Given request ->
Every line in the listing is to be echoed verbatim.

Dataset ->
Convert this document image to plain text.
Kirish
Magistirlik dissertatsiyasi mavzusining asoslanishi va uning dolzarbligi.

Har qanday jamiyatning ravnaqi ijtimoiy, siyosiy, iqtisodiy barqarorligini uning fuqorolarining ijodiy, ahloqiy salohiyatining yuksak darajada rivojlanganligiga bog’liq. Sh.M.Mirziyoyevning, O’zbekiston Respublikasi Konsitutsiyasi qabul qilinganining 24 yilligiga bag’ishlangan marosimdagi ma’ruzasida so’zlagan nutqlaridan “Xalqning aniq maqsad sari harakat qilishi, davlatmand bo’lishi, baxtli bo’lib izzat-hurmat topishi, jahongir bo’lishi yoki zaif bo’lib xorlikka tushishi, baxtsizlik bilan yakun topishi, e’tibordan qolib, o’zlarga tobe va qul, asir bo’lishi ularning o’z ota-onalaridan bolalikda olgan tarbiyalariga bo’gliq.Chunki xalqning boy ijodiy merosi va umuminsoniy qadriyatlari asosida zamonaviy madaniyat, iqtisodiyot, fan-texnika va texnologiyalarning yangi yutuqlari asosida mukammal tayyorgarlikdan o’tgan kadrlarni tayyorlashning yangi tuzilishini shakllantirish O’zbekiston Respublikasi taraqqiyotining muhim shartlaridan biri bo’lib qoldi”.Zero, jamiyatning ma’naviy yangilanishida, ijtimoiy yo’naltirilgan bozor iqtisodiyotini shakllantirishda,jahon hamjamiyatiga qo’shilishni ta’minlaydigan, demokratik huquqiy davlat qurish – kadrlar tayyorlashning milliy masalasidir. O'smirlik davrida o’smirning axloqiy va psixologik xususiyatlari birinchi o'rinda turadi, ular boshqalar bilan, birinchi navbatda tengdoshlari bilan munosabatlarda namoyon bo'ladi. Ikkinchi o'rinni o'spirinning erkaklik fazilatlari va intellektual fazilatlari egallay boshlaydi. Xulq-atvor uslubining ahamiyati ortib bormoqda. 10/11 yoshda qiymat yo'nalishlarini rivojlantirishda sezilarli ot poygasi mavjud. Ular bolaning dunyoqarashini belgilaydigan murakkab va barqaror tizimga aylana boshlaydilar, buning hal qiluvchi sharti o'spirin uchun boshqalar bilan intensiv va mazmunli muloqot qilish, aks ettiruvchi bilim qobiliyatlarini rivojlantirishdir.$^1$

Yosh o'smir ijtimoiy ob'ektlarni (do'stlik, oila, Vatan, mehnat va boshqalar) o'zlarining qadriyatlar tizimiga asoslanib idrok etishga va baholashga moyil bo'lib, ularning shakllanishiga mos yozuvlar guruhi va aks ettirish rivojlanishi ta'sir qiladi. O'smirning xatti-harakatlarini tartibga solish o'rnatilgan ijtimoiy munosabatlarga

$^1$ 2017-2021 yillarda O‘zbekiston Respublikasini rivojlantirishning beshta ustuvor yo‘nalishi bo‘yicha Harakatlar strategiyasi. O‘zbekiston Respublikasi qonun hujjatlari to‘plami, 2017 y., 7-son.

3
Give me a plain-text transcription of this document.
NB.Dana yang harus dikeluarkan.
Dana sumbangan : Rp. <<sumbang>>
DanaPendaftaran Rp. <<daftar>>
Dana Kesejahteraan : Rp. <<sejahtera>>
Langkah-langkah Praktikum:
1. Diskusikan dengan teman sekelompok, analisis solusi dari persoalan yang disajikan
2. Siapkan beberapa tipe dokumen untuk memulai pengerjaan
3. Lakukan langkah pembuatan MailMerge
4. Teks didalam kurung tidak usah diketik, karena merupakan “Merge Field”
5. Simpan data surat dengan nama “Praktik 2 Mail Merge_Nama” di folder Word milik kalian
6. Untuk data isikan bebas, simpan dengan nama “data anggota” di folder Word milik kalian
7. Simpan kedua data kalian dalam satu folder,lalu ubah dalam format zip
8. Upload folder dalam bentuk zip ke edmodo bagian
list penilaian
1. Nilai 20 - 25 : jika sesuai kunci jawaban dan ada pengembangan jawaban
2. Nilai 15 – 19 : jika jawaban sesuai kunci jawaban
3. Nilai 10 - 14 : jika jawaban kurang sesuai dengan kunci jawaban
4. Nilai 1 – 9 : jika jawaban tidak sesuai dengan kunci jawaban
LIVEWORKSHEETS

Output for this exercise ->
Convert this document image to plain text.
Kirish
Magistirlik dissertatsiyasi mavzusining asoslanishi va uning dolzarbligi.

Har qanday jamiyatning ravnaqi ijtimoiy, siyosiy, iqtisodiy barqarorligini uning fuqorolarining ijodiy, ahloqiy salohiyatining yuksak darajada rivojlanganligiga bog’liq. Sh.M.Mirziyoyevning, O’zbekiston Respublikasi Konsitutsiyasi qabul qilinganining 24 yilligiga bag’ishlangan marosimdagi ma’ruzasida so’zlagan nutqlaridan “Xalqning aniq maqsad sari harakat qilishi, davlatmand bo’lishi, baxtli bo’lib izzat-hurmat topishi, jahongir bo’lishi yoki zaif bo’lib xorlikka tushishi, baxtsizlik bilan yakun topishi, e’tibordan qolib, o’zlarga tobe va qul, asir bo’lishi ularning o’z ota-onalaridan bolalikda olgan tarbiyalariga bo’gliq.Chunki xalqning boy ijodiy merosi va umuminsoniy qadriyatlari asosida zamonaviy madaniyat, iqtisodiyot, fan-texnika va texnologiyalarning yangi yutuqlari asosida mukammal tayyorgarlikdan o’tgan kadrlarni tayyorlashning yangi tuzilishini shakllantirish O’zbekiston Respublikasi taraqqiyotining muhim shartlaridan biri bo’lib qoldi”.Zero, jamiyatning ma’naviy yangilanishida, ijtimoiy yo’naltirilgan bozor iqtisodiyotini shakllantirishda,jahon hamjamiyatiga qo’shilishni ta’minlaydigan, demokratik huquqiy davlat qurish – kadrlar tayyorlashning milliy masalasidir. O'smirlik davrida o’smirning axloqiy va psixologik xususiyatlari birinchi o'rinda turadi, ular boshqalar bilan, birinchi navbatda tengdoshlari bilan munosabatlarda namoyon bo'ladi. Ikkinchi o'rinni o'spirinning erkaklik fazilatlari va intellektual fazilatlari egallay boshlaydi. Xulq-atvor uslubining ahamiyati ortib bormoqda. 10/11 yoshda qiymat yo'nalishlarini rivojlantirishda sezilarli ot poygasi mavjud. Ular bolaning dunyoqarashini belgilaydigan murakkab va barqaror tizimga aylana boshlaydilar, buning hal qiluvchi sharti o'spirin uchun boshqalar bilan intensiv va mazmunli muloqot qilish, aks ettiruvchi bilim qobiliyatlarini rivojlantirishdir.$^1$

Yosh o'smir ijtimoiy ob'ektlarni (do'stlik, oila, Vatan, mehnat va boshqalar) o'zlarining qadriyatlar tizimiga asoslanib idrok etishga va baholashga moyil bo'lib, ularning shakllanishiga mos yozuvlar guruhi va aks ettirish rivojlanishi ta'sir qiladi. O'smirning xatti-harakatlarini tartibga solish o'rnatilgan ijtimoiy munosabatlarga

$^1$ 2017-2021 yillarda O‘zbekiston Respublikasini rivojlantirishning beshta ustuvor yo‘nalishi bo‘yicha Harakatlar strategiyasi. O‘zbekiston Respublikasi qonun hujjatlari to‘plami, 2017 y., 7-son.

3
Give me a plain-text transcription of this document.
NB.Dana yang harus dikeluarkan.
Dana sumbangan : Rp. <<sumbang>>
DanaPendaftaran Rp. <<daftar>>
Dana Kesejahteraan : Rp. <<sejahtera>>
Langkah-langkah Praktikum:
1. Diskusikan dengan teman sekelompok, analisis solusi dari persoalan yang disajikan
2. Siapkan beberapa tipe dokumen untuk memulai pengerjaan
3. Lakukan langkah pembuatan MailMerge
4. Teks didalam kurung tidak usah diketik, karena merupakan “Merge Field”
5. Simpan data surat dengan nama “Praktik 2 Mail Merge_Nama” di folder Word milik kalian
6. Untuk data isikan bebas, simpan dengan nama “data anggota” di folder Word milik kalian
7. Simpan kedua data kalian dalam satu folder,lalu ubah dalam format zip
8. Upload folder dalam bentuk zip ke edmodo bagian
list penilaian
1. Nilai 20 - 25 : jika sesuai kunci jawaban dan ada pengembangan jawaban
2. Nilai 15 – 19 : jika jawaban sesuai kunci jawaban
3. Nilai 10 - 14 : jika jawaban kurang sesuai dengan kunci jawaban
4. Nilai 1 – 9 : jika jawaban tidak sesuai dengan kunci jawaban
LIVEWORKSHEETS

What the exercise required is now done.